## Directions
Search the listing for the string "Roll" and copy every line that contains it.

## Extracted information
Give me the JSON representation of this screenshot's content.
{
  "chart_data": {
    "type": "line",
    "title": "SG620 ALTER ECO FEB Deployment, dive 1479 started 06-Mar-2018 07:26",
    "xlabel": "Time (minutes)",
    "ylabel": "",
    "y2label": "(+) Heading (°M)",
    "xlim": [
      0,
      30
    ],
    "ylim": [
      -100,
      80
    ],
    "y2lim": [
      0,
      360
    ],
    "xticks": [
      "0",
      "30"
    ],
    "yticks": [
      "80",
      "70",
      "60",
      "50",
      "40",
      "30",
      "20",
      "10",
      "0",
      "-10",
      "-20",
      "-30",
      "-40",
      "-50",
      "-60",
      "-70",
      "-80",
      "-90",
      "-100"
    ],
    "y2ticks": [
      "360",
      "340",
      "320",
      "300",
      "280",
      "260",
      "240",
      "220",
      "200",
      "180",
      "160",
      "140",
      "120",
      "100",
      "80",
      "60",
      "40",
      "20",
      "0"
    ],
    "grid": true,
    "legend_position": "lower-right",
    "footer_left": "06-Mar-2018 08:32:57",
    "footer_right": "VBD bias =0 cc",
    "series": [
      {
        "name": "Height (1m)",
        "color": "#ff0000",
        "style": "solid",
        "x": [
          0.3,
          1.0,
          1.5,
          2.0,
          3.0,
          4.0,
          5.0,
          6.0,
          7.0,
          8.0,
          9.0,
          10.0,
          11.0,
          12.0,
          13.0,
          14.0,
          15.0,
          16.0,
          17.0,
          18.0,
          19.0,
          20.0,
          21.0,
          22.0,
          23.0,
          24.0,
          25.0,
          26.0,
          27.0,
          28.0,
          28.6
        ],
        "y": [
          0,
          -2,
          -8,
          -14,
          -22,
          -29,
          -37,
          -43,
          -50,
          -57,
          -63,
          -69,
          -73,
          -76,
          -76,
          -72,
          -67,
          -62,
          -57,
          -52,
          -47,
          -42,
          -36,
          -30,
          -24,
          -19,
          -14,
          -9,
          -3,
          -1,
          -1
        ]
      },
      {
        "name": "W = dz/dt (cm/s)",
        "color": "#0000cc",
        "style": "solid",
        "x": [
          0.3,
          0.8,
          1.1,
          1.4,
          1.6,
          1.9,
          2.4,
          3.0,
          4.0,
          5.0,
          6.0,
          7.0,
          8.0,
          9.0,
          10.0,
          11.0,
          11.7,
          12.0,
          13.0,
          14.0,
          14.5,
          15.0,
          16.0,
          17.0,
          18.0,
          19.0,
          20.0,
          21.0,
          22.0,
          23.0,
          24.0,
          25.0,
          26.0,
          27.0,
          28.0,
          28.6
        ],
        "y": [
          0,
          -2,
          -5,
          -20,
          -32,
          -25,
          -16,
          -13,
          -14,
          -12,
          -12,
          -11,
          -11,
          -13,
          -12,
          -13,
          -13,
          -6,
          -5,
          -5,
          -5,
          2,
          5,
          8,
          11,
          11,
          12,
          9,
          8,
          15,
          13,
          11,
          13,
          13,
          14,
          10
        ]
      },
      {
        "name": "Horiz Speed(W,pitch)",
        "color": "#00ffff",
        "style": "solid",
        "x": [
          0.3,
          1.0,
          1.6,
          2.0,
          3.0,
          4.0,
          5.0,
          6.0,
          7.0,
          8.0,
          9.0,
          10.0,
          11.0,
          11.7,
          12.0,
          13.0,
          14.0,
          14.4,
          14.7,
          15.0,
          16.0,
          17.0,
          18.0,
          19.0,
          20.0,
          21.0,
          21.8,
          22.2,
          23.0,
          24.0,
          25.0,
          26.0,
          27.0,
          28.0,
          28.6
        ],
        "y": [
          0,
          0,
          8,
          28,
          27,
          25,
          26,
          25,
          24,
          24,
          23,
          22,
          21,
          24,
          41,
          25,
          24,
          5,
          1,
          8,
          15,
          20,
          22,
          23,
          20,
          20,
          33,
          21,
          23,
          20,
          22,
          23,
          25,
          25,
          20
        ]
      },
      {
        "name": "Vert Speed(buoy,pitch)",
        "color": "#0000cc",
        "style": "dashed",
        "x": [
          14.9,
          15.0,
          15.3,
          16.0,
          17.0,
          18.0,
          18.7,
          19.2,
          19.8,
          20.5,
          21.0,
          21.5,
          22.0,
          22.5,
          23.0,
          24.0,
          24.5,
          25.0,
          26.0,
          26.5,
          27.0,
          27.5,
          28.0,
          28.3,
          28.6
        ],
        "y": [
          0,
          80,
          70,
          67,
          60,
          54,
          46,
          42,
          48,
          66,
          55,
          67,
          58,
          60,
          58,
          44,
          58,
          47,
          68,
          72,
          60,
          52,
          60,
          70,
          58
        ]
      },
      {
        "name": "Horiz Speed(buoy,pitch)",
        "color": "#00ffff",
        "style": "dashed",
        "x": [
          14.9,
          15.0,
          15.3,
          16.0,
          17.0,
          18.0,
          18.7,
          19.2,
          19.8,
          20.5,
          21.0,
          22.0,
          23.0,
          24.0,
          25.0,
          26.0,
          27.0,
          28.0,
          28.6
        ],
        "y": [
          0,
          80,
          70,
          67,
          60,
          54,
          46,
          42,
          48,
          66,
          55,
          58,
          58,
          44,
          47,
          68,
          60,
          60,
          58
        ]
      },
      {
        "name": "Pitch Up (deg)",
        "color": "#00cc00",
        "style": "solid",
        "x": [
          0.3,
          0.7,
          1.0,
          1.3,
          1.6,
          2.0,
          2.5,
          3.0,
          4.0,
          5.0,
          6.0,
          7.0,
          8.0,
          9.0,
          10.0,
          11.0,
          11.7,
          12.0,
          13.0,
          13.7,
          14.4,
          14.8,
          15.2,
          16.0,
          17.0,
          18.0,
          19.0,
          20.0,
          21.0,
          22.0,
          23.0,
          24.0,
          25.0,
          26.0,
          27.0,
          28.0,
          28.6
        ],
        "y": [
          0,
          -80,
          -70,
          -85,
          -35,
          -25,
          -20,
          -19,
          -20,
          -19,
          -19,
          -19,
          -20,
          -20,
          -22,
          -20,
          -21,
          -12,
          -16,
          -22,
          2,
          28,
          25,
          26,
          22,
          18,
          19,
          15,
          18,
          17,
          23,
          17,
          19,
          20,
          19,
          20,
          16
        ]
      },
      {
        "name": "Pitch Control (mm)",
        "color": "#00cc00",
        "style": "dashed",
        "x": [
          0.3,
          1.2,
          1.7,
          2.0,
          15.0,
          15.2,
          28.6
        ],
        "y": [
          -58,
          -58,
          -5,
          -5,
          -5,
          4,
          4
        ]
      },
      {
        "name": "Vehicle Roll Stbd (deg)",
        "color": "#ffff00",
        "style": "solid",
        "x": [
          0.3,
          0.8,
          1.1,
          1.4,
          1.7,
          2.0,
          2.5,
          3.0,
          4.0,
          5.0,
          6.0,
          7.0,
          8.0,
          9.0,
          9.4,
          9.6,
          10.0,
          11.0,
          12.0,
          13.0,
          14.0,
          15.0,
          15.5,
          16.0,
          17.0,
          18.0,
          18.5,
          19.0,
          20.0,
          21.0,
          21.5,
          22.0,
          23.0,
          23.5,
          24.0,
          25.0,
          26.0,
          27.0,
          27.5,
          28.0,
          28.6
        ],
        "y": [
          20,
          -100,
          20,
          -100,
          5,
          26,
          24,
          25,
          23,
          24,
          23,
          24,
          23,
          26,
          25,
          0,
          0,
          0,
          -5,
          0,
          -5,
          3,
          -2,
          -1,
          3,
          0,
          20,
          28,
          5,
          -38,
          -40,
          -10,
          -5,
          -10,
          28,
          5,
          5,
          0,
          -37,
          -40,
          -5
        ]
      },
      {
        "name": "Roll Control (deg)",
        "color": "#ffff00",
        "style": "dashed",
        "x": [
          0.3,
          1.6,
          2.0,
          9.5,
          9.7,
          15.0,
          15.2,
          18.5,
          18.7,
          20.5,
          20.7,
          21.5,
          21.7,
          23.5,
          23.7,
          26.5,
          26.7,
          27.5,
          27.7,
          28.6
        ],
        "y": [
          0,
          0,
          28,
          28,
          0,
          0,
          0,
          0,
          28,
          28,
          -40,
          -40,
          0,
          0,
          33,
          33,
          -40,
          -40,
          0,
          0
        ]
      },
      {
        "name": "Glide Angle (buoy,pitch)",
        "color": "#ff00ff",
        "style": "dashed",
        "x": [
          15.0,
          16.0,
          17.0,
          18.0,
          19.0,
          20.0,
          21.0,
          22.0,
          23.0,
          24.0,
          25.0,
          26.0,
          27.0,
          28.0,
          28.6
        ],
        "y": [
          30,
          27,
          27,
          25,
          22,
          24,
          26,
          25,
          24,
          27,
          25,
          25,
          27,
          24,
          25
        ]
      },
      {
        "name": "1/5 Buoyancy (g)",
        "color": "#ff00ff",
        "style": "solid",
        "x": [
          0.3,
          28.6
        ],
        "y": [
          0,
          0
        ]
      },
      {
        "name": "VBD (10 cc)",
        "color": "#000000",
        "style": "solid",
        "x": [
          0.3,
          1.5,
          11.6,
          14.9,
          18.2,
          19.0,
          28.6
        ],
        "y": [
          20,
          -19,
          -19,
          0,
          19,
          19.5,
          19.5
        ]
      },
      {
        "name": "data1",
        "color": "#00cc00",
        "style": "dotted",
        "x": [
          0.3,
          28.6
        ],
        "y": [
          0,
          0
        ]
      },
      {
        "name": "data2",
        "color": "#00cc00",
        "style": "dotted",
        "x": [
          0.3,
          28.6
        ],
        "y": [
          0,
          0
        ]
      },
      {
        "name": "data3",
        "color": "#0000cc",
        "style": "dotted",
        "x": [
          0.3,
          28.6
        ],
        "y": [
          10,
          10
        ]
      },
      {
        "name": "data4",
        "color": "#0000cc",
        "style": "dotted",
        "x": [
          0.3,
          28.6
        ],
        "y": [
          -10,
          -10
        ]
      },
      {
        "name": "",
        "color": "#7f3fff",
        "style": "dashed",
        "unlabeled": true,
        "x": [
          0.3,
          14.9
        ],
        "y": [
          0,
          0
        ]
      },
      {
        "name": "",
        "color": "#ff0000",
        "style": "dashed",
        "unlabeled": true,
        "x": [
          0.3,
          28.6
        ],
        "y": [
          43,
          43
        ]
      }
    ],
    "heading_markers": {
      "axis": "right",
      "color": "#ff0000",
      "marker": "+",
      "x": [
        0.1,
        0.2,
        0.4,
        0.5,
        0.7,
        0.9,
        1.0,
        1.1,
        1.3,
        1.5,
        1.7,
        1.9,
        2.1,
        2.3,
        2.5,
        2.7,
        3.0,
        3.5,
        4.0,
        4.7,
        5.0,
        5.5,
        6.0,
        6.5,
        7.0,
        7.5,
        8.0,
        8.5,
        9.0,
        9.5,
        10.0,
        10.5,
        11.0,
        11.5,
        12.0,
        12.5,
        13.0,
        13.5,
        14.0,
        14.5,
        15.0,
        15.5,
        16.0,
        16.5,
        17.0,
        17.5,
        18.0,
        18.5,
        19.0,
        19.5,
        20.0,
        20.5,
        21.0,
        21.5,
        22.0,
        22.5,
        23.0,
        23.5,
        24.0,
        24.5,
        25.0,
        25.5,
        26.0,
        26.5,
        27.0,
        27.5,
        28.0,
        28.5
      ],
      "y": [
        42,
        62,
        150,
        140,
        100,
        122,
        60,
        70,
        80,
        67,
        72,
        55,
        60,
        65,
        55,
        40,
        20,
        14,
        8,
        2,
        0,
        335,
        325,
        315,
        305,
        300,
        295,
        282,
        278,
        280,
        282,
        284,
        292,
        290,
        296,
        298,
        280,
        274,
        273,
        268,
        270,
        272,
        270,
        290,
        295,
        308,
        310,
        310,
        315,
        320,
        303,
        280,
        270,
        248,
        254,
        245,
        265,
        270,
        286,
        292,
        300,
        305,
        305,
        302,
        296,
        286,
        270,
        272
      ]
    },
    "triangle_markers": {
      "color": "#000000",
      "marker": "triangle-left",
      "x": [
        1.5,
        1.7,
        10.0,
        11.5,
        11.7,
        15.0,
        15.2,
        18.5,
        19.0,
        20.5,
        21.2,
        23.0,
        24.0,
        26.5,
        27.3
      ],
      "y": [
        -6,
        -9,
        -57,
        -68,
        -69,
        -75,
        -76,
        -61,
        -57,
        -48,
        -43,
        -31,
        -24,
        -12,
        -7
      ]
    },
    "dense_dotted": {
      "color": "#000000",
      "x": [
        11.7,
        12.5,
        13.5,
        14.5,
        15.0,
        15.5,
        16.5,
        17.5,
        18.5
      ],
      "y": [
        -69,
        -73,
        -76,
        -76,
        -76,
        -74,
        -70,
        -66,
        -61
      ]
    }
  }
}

## Response to the task
        "name": "Vehicle Roll Stbd (deg)",
        "name": "Roll Control (deg)",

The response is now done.